#### Directive:
Check each line of the listing for the string "name", then state how many lines have it. Only the number is wanted.

Records from a data source
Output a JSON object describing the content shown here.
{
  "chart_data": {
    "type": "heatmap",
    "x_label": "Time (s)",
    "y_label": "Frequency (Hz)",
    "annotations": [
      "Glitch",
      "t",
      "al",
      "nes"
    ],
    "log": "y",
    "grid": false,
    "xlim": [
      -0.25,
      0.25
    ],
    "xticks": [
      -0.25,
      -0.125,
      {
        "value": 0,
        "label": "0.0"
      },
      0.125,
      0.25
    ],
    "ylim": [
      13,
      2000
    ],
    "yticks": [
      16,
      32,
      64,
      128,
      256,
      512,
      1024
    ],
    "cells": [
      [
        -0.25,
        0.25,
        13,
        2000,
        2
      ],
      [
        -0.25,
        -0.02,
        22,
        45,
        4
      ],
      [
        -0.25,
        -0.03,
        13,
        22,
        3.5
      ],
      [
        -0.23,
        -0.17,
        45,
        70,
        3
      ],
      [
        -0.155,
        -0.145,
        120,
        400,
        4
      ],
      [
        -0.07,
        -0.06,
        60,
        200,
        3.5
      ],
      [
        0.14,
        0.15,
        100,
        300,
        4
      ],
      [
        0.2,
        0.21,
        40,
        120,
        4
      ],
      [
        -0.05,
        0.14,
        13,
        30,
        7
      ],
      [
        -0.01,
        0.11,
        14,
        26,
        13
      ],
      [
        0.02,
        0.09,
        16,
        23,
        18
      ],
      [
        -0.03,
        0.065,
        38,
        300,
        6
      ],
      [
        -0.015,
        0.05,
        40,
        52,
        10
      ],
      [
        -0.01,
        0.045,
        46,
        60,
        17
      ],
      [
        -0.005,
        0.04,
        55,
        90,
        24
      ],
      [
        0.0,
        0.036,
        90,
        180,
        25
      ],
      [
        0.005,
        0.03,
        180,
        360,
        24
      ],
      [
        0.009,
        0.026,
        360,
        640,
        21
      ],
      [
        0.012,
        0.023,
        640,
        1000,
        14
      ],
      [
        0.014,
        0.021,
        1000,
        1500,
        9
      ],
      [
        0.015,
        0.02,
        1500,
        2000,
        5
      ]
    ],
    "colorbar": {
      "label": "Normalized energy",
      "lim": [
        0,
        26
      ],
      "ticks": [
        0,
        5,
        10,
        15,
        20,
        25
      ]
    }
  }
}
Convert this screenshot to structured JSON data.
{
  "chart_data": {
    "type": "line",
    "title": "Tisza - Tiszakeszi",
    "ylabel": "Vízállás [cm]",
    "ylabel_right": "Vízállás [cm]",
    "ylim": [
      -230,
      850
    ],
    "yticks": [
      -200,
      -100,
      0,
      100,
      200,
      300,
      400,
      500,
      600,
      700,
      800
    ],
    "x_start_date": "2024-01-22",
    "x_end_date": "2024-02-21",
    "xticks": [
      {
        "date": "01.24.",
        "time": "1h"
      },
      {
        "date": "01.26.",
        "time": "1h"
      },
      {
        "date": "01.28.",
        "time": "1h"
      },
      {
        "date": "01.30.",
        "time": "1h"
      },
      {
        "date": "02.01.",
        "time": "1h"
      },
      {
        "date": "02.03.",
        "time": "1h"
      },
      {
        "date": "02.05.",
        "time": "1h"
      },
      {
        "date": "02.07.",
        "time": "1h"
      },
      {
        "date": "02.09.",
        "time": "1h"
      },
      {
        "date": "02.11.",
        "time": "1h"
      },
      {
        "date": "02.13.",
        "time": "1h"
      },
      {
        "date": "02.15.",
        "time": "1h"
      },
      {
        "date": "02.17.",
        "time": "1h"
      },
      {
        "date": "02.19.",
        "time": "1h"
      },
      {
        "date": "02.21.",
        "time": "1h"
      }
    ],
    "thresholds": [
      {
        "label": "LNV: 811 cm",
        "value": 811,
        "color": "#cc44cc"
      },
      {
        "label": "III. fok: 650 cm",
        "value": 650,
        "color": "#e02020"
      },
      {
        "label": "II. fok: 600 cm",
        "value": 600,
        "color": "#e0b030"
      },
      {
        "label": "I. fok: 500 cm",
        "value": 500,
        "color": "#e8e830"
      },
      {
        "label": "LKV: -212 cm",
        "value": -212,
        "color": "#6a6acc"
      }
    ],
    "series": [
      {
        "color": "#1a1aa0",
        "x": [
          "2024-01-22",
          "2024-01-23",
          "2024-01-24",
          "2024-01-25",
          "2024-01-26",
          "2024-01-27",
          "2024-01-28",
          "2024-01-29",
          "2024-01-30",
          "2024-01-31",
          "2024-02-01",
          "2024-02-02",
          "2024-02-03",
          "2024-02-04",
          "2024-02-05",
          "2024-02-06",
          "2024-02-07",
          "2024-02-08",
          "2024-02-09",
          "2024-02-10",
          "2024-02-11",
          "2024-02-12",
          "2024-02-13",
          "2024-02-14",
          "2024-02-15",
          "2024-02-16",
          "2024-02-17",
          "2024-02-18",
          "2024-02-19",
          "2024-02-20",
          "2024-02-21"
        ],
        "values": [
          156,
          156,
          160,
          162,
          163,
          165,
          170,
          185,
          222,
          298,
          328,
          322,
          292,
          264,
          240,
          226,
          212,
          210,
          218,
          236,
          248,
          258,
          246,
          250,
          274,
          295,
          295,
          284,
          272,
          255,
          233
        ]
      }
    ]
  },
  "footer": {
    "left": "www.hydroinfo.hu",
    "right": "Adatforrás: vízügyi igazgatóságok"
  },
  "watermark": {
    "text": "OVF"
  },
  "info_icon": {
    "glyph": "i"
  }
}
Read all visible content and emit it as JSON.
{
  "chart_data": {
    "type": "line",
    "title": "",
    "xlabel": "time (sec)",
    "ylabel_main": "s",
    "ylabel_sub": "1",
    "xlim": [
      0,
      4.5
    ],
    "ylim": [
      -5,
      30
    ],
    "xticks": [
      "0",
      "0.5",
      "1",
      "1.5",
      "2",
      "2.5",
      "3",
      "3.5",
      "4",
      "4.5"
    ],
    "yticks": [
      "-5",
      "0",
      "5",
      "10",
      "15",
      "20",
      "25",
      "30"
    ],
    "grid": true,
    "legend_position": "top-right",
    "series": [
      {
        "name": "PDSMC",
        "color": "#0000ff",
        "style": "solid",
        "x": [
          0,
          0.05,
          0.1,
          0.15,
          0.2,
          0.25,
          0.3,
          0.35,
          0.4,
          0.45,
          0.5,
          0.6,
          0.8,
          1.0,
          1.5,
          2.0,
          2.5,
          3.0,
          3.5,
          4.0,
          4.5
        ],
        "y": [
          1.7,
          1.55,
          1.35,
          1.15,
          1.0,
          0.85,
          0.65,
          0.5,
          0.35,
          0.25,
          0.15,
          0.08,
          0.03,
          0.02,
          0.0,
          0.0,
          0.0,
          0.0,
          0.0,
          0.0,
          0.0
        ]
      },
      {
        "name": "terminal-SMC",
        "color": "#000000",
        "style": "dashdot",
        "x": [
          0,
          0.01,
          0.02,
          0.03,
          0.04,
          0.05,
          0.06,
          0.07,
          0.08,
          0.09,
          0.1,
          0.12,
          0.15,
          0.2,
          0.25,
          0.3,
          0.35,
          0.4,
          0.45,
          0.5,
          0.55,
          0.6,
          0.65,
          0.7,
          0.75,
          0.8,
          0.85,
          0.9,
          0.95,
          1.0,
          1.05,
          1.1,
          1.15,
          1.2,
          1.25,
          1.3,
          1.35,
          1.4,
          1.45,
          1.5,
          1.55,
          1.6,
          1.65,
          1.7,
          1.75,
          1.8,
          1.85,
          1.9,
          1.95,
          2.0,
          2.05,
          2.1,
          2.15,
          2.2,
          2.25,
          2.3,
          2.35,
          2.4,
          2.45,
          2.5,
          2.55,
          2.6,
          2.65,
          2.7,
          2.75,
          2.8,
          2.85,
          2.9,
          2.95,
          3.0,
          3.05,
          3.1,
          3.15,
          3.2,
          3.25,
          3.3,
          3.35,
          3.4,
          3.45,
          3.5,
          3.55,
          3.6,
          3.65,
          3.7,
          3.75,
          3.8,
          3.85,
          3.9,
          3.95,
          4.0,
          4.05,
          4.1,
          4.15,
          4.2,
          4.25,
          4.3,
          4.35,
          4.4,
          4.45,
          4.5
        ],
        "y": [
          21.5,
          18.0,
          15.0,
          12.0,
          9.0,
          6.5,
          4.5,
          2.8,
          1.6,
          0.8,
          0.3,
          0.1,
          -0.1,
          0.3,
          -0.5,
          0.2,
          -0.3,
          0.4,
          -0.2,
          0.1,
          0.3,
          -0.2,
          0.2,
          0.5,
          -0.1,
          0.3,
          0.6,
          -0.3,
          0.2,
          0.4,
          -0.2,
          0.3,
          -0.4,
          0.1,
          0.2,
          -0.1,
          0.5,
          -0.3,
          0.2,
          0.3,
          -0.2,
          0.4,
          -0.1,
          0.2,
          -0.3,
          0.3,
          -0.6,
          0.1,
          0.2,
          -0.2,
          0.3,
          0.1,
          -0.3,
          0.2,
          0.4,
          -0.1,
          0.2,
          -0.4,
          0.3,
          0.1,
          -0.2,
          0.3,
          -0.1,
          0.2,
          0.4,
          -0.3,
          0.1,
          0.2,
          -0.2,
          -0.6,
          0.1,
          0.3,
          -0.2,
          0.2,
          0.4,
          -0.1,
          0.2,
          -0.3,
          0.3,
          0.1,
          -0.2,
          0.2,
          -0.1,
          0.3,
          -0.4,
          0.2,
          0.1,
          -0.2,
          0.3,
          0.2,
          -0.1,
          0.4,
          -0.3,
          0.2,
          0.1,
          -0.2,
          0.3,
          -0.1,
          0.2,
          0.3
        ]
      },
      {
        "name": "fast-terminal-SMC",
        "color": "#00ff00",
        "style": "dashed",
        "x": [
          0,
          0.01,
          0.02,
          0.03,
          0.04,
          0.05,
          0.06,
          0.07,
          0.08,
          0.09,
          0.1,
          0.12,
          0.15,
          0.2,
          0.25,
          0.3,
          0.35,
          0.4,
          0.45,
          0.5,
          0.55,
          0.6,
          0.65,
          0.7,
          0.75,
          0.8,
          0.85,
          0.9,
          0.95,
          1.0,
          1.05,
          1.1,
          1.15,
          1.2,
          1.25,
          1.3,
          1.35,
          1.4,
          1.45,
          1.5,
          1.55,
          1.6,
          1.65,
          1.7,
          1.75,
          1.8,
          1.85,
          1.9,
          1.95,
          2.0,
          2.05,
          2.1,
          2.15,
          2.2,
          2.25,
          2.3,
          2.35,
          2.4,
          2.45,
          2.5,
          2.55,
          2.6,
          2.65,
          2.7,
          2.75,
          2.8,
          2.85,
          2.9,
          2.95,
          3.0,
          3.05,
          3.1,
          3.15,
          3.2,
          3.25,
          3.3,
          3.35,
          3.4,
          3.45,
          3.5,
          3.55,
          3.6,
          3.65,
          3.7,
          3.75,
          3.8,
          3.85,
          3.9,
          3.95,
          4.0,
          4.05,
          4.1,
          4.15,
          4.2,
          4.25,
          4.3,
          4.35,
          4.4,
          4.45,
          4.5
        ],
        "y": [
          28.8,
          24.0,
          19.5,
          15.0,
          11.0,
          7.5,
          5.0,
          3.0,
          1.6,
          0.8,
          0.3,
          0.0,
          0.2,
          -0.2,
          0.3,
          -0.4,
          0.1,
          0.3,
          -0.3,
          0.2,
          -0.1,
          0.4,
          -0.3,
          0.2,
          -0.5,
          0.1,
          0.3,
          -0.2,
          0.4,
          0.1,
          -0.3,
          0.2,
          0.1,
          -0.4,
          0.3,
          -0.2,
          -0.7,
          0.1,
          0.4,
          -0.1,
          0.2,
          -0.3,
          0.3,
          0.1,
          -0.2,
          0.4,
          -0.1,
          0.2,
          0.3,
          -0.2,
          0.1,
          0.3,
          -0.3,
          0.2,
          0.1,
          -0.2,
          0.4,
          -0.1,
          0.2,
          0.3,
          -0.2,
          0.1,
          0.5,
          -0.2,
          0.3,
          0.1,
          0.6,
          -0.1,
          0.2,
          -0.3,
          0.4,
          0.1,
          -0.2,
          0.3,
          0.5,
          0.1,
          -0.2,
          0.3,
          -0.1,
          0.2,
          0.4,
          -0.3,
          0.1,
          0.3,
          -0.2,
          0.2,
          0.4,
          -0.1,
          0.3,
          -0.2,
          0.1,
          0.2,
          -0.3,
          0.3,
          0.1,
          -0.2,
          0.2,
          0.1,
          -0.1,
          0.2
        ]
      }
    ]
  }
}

#### Full response:
3